─── Extracted records ───

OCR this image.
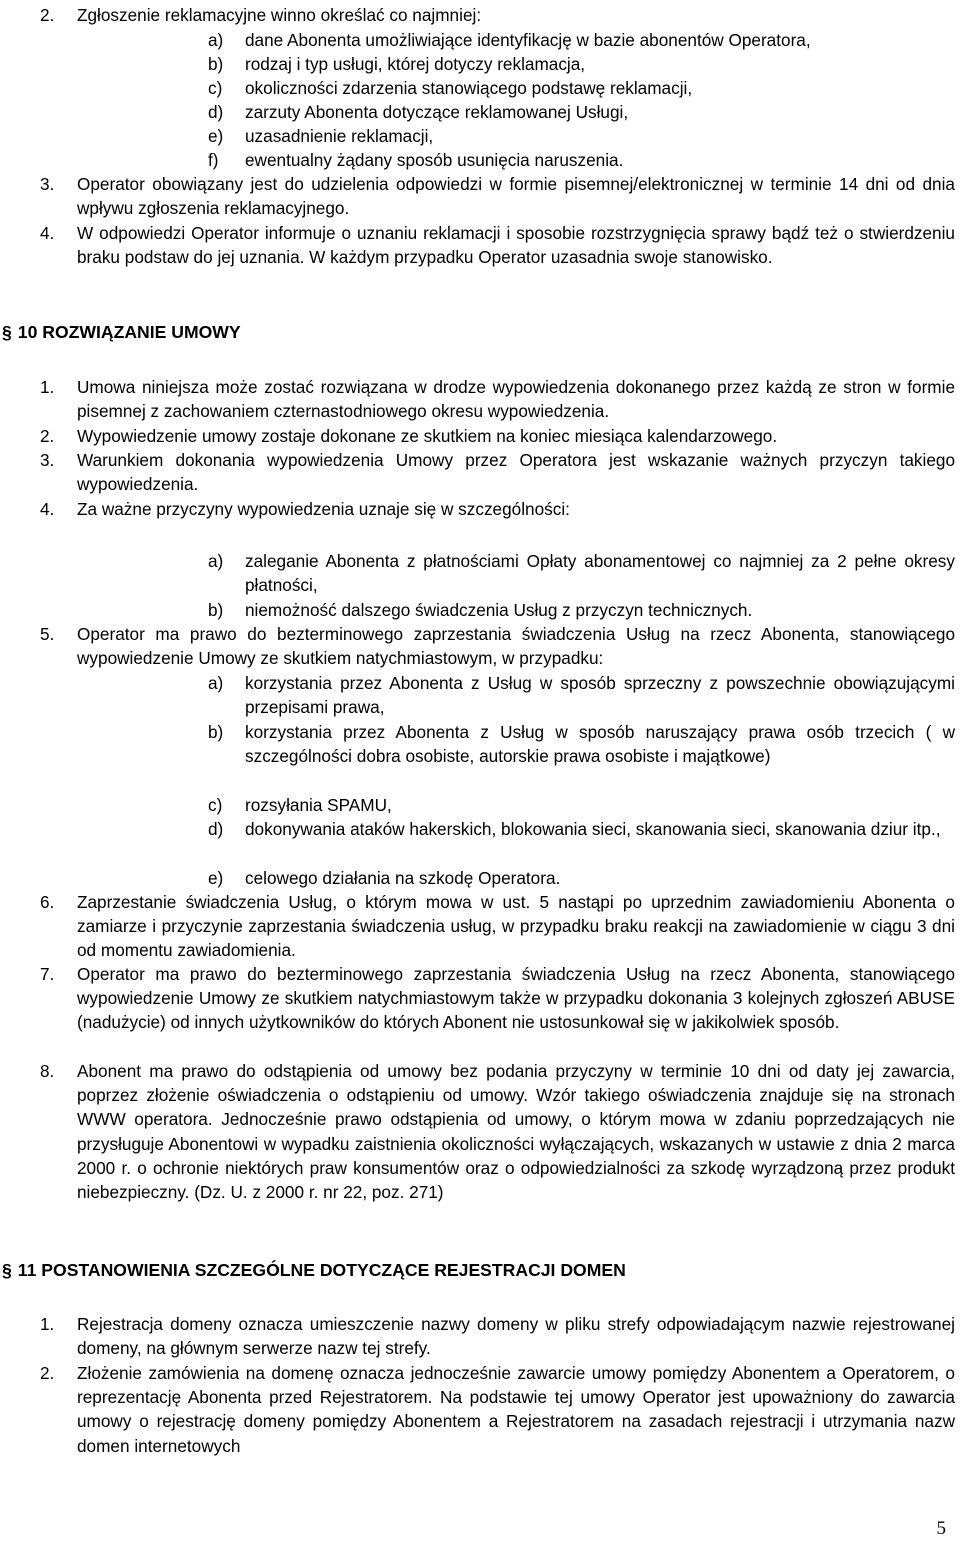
2. Zgłoszenie reklamacyjne winno określać co najmniej:
a) dane Abonenta umożliwiające identyfikację w bazie abonentów Operatora,
b) rodzaj i typ usługi, której dotyczy reklamacja,
c) okoliczności zdarzenia stanowiącego podstawę reklamacji,
d) zarzuty Abonenta dotyczące reklamowanej Usługi,
e) uzasadnienie reklamacji,
f) ewentualny żądany sposób usunięcia naruszenia.
3. Operator obowiązany jest do udzielenia odpowiedzi w formie pisemnej/elektronicznej w terminie 14 dni od dnia wpływu zgłoszenia reklamacyjnego.
4. W odpowiedzi Operator informuje o uznaniu reklamacji i sposobie rozstrzygnięcia sprawy bądź też o stwierdzeniu braku podstaw do jej uznania. W każdym przypadku Operator uzasadnia swoje stanowisko.
§ 10 ROZWIĄZANIE UMOWY
1. Umowa niniejsza może zostać rozwiązana w drodze wypowiedzenia dokonanego przez każdą ze stron w formie pisemnej z zachowaniem czternastodniowego okresu wypowiedzenia.
2. Wypowiedzenie umowy zostaje dokonane ze skutkiem na koniec miesiąca kalendarzowego.
3. Warunkiem dokonania wypowiedzenia Umowy przez Operatora jest wskazanie ważnych przyczyn takiego wypowiedzenia.
4. Za ważne przyczyny wypowiedzenia uznaje się w szczególności:
a) zaleganie Abonenta z płatnościami Opłaty abonamentowej co najmniej za 2 pełne okresy płatności,
b) niemożność dalszego świadczenia Usług z przyczyn technicznych.
5. Operator ma prawo do bezterminowego zaprzestania świadczenia Usług na rzecz Abonenta, stanowiącego wypowiedzenie Umowy ze skutkiem natychmiastowym, w przypadku:
a) korzystania przez Abonenta z Usług w sposób sprzeczny z powszechnie obowiązującymi przepisami prawa,
b) korzystania przez Abonenta z Usług w sposób naruszający prawa osób trzecich ( w szczególności dobra osobiste, autorskie prawa osobiste i majątkowe)
c) rozsyłania SPAMU,
d) dokonywania ataków hakerskich, blokowania sieci, skanowania sieci, skanowania dziur itp.,
e) celowego działania na szkodę Operatora.
6. Zaprzestanie świadczenia Usług, o którym mowa w ust. 5 nastąpi po uprzednim zawiadomieniu Abonenta o zamiarze i przyczynie zaprzestania świadczenia usług, w przypadku braku reakcji na zawiadomienie w ciągu 3 dni od momentu zawiadomienia.
7. Operator ma prawo do bezterminowego zaprzestania świadczenia Usług na rzecz Abonenta, stanowiącego wypowiedzenie Umowy ze skutkiem natychmiastowym także w przypadku dokonania 3 kolejnych zgłoszeń ABUSE (nadużycie) od innych użytkowników do których Abonent nie ustosunkował się w jakikolwiek sposób.
8. Abonent ma prawo do odstąpienia od umowy bez podania przyczyny w terminie 10 dni od daty jej zawarcia, poprzez złożenie oświadczenia o odstąpieniu od umowy. Wzór takiego oświadczenia znajduje się na stronach WWW operatora. Jednocześnie prawo odstąpienia od umowy, o którym mowa w zdaniu poprzedzających nie przysługuje Abonentowi w wypadku zaistnienia okoliczności wyłączających, wskazanych w ustawie z dnia 2 marca 2000 r. o ochronie niektórych praw konsumentów oraz o odpowiedzialności za szkodę wyrządzoną przez produkt niebezpieczny. (Dz. U. z 2000 r. nr 22, poz. 271)
§ 11 POSTANOWIENIA SZCZEGÓLNE DOTYCZĄCE REJESTRACJI DOMEN
1. Rejestracja domeny oznacza umieszczenie nazwy domeny w pliku strefy odpowiadającym nazwie rejestrowanej domeny, na głównym serwerze nazw tej strefy.
2. Złożenie zamówienia na domenę oznacza jednocześnie zawarcie umowy pomiędzy Abonentem a Operatorem, o reprezentację Abonenta przed Rejestratorem. Na podstawie tej umowy Operator jest upoważniony do zawarcia umowy o rejestrację domeny pomiędzy Abonentem a Rejestratorem na zasadach rejestracji i utrzymania nazw domen internetowych
5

───

■ **Short exercise**
Count each line with "prawo" in it and report that figure by itself.

■ **Written solution**
3